══ Input for this task

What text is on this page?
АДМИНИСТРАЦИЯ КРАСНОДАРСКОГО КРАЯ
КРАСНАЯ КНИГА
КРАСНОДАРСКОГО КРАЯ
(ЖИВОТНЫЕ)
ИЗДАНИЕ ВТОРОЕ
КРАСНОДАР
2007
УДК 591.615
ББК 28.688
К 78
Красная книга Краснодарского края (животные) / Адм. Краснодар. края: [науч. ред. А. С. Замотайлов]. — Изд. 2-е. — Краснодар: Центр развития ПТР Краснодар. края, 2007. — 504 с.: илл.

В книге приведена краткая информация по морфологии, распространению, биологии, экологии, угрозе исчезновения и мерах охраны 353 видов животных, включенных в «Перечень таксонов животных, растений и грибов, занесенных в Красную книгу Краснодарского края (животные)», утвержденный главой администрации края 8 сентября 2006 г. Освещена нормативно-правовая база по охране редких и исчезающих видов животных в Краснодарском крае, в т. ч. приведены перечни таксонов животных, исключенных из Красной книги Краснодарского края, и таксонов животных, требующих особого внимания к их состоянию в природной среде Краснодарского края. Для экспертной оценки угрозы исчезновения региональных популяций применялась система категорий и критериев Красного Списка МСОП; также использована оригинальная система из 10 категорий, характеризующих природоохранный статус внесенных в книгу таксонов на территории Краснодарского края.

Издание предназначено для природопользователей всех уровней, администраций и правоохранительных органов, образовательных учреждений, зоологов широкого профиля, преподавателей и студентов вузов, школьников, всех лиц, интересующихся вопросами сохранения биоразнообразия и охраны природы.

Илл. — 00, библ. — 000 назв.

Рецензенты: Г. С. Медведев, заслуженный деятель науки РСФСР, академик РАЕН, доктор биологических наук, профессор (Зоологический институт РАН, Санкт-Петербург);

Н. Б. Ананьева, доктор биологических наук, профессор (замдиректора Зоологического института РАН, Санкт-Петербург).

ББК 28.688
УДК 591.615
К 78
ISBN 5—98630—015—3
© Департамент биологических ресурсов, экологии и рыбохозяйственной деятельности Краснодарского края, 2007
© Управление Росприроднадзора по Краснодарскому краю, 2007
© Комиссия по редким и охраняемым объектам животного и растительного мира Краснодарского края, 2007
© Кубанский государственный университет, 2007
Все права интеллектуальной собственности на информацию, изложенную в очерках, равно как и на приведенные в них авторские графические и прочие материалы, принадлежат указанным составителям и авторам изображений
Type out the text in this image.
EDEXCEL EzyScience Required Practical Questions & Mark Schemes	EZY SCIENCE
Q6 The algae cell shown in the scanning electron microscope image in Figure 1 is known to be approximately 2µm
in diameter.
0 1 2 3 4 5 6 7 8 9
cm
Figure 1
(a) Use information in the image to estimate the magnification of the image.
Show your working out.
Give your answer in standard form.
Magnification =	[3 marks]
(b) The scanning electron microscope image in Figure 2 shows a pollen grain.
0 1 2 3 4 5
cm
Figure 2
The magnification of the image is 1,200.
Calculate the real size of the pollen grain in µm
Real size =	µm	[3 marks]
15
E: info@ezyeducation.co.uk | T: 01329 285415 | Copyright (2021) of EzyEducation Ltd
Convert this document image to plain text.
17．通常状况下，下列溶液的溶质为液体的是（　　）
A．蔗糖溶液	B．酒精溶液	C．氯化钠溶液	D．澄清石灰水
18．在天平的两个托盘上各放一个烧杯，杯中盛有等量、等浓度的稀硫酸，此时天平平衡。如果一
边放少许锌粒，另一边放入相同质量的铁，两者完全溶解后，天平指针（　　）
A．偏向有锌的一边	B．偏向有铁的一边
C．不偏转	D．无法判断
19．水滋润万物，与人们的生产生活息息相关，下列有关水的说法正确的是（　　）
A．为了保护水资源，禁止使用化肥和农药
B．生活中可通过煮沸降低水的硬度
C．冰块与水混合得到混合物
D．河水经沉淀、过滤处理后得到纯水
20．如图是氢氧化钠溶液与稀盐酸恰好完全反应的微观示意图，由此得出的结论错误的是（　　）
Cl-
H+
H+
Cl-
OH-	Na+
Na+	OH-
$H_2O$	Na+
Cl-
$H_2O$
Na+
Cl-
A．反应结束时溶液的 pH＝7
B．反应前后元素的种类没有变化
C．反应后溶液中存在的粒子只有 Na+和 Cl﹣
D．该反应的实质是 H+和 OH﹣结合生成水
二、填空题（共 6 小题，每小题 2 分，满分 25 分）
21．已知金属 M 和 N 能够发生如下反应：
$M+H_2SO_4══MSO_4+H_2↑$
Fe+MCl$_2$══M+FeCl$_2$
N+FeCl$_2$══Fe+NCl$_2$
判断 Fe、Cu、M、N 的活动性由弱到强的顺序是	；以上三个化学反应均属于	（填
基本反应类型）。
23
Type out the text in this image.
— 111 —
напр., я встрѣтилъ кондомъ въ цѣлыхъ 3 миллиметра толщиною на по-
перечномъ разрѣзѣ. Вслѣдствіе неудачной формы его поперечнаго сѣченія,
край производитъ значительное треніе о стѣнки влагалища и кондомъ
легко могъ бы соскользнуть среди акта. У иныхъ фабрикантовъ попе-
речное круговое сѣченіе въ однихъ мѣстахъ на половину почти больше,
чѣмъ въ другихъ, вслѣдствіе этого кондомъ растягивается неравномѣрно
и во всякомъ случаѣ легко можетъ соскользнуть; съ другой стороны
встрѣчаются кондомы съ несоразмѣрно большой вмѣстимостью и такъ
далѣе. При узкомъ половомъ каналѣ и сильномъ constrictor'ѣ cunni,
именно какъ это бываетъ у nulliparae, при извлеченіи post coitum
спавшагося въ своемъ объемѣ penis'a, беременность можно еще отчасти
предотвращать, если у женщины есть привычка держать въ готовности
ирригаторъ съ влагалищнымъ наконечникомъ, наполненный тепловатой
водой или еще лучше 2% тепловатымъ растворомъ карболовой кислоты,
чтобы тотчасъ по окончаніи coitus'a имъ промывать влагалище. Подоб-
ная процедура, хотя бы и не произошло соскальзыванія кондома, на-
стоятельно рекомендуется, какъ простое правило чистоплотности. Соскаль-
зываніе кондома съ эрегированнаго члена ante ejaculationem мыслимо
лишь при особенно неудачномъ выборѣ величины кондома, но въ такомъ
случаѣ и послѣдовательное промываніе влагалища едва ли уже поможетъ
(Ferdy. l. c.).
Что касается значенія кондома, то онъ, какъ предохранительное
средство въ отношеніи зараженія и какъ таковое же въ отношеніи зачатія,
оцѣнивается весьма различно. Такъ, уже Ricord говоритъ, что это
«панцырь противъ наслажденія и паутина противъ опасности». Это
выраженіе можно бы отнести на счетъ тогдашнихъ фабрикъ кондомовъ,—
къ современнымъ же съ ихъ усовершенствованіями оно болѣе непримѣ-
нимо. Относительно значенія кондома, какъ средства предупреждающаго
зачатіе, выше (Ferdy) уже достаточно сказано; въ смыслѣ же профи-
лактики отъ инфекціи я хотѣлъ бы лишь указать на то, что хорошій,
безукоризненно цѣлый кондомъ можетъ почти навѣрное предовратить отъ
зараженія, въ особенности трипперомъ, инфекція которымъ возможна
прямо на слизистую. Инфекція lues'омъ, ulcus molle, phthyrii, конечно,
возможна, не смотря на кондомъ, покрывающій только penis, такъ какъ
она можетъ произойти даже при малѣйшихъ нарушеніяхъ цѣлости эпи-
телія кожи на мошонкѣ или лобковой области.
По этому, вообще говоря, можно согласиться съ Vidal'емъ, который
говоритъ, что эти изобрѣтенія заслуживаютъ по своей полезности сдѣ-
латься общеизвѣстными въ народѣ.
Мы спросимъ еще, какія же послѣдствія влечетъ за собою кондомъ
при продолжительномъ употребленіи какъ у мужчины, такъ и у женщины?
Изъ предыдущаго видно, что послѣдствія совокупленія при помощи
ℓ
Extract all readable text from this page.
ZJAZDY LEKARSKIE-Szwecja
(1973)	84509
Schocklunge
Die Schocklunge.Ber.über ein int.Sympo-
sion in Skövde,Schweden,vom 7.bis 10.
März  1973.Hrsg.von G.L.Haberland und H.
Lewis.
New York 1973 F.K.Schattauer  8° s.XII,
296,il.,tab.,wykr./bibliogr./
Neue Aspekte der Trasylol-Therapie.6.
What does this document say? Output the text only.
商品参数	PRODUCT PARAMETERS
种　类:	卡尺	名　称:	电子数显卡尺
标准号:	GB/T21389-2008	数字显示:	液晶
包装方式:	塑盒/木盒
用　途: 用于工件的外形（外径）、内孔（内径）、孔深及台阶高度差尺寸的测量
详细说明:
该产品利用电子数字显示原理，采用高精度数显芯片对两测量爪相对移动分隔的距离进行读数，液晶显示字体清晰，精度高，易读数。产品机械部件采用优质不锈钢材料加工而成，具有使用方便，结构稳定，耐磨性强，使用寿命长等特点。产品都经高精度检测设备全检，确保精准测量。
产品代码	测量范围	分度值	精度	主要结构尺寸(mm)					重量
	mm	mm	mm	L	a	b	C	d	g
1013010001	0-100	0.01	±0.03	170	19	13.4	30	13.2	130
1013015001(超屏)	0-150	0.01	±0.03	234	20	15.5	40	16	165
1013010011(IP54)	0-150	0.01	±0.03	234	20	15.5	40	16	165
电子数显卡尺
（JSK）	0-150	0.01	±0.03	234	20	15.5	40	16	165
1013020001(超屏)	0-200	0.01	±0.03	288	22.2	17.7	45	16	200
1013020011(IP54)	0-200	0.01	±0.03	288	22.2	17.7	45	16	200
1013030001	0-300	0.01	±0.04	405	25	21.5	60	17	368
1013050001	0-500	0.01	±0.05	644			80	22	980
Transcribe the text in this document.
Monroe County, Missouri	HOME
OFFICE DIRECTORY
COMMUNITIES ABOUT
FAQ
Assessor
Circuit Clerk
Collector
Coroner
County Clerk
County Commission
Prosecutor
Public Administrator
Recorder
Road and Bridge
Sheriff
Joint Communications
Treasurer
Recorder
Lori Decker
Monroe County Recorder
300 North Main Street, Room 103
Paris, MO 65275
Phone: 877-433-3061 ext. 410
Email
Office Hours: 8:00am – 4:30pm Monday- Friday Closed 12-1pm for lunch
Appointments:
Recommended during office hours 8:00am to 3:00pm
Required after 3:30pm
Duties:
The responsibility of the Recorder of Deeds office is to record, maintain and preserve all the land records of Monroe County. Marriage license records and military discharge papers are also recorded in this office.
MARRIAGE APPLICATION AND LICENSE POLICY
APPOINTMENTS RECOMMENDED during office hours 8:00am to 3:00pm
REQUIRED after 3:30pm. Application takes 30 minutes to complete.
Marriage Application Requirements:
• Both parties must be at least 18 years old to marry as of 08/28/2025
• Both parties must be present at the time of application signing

════

## Given exercise
For this exercise, please retype exactly the lines in the listing from the line with "Transcribe the text in this document." through its last line, both ends included.

## Result for this task
Transcribe the text in this document.
Monroe County, Missouri	HOME
OFFICE DIRECTORY
COMMUNITIES ABOUT
FAQ
Assessor
Circuit Clerk
Collector
Coroner
County Clerk
County Commission
Prosecutor
Public Administrator
Recorder
Road and Bridge
Sheriff
Joint Communications
Treasurer
Recorder
Lori Decker
Monroe County Recorder
300 North Main Street, Room 103
Paris, MO 65275
Phone: 877-433-3061 ext. 410
Email
Office Hours: 8:00am – 4:30pm Monday- Friday Closed 12-1pm for lunch
Appointments:
Recommended during office hours 8:00am to 3:00pm
Required after 3:30pm
Duties:
The responsibility of the Recorder of Deeds office is to record, maintain and preserve all the land records of Monroe County. Marriage license records and military discharge papers are also recorded in this office.
MARRIAGE APPLICATION AND LICENSE POLICY
APPOINTMENTS RECOMMENDED during office hours 8:00am to 3:00pm
REQUIRED after 3:30pm. Application takes 30 minutes to complete.
Marriage Application Requirements:
• Both parties must be at least 18 years old to marry as of 08/28/2025
• Both parties must be present at the time of application signing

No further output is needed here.